Stored data ::
-------

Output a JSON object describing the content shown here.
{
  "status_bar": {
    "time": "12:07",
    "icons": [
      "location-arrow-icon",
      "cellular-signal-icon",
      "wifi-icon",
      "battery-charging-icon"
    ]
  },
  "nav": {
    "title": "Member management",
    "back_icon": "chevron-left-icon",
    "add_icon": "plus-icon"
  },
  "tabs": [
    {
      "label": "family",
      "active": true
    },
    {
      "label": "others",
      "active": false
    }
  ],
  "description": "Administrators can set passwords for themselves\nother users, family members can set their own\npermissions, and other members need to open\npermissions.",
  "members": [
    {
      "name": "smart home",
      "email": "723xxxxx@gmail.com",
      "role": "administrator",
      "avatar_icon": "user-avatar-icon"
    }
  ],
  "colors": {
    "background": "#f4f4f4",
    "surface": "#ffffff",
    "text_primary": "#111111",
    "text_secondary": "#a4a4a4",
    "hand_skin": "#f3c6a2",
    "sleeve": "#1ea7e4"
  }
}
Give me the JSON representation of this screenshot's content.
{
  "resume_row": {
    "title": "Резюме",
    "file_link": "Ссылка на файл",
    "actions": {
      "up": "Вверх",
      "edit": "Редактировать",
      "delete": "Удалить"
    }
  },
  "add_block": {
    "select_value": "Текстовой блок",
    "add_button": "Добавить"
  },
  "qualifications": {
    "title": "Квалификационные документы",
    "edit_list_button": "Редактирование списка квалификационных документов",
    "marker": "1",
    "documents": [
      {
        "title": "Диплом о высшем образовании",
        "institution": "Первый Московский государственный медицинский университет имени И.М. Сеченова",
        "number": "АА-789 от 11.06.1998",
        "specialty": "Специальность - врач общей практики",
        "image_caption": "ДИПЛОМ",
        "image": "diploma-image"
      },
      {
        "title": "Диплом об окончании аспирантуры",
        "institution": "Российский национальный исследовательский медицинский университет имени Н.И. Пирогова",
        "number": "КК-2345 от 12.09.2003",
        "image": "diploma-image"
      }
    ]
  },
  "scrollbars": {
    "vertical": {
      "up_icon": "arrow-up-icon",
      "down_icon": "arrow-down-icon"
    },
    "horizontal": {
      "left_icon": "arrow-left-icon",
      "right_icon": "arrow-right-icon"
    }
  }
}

-------

JOB ::
Your task is to print all of the records exactly.

CORRECT OUTPUT ::
Output a JSON object describing the content shown here.
{
  "status_bar": {
    "time": "12:07",
    "icons": [
      "location-arrow-icon",
      "cellular-signal-icon",
      "wifi-icon",
      "battery-charging-icon"
    ]
  },
  "nav": {
    "title": "Member management",
    "back_icon": "chevron-left-icon",
    "add_icon": "plus-icon"
  },
  "tabs": [
    {
      "label": "family",
      "active": true
    },
    {
      "label": "others",
      "active": false
    }
  ],
  "description": "Administrators can set passwords for themselves\nother users, family members can set their own\npermissions, and other members need to open\npermissions.",
  "members": [
    {
      "name": "smart home",
      "email": "723xxxxx@gmail.com",
      "role": "administrator",
      "avatar_icon": "user-avatar-icon"
    }
  ],
  "colors": {
    "background": "#f4f4f4",
    "surface": "#ffffff",
    "text_primary": "#111111",
    "text_secondary": "#a4a4a4",
    "hand_skin": "#f3c6a2",
    "sleeve": "#1ea7e4"
  }
}
Give me the JSON representation of this screenshot's content.
{
  "resume_row": {
    "title": "Резюме",
    "file_link": "Ссылка на файл",
    "actions": {
      "up": "Вверх",
      "edit": "Редактировать",
      "delete": "Удалить"
    }
  },
  "add_block": {
    "select_value": "Текстовой блок",
    "add_button": "Добавить"
  },
  "qualifications": {
    "title": "Квалификационные документы",
    "edit_list_button": "Редактирование списка квалификационных документов",
    "marker": "1",
    "documents": [
      {
        "title": "Диплом о высшем образовании",
        "institution": "Первый Московский государственный медицинский университет имени И.М. Сеченова",
        "number": "АА-789 от 11.06.1998",
        "specialty": "Специальность - врач общей практики",
        "image_caption": "ДИПЛОМ",
        "image": "diploma-image"
      },
      {
        "title": "Диплом об окончании аспирантуры",
        "institution": "Российский национальный исследовательский медицинский университет имени Н.И. Пирогова",
        "number": "КК-2345 от 12.09.2003",
        "image": "diploma-image"
      }
    ]
  },
  "scrollbars": {
    "vertical": {
      "up_icon": "arrow-up-icon",
      "down_icon": "arrow-down-icon"
    },
    "horizontal": {
      "left_icon": "arrow-left-icon",
      "right_icon": "arrow-right-icon"
    }
  }
}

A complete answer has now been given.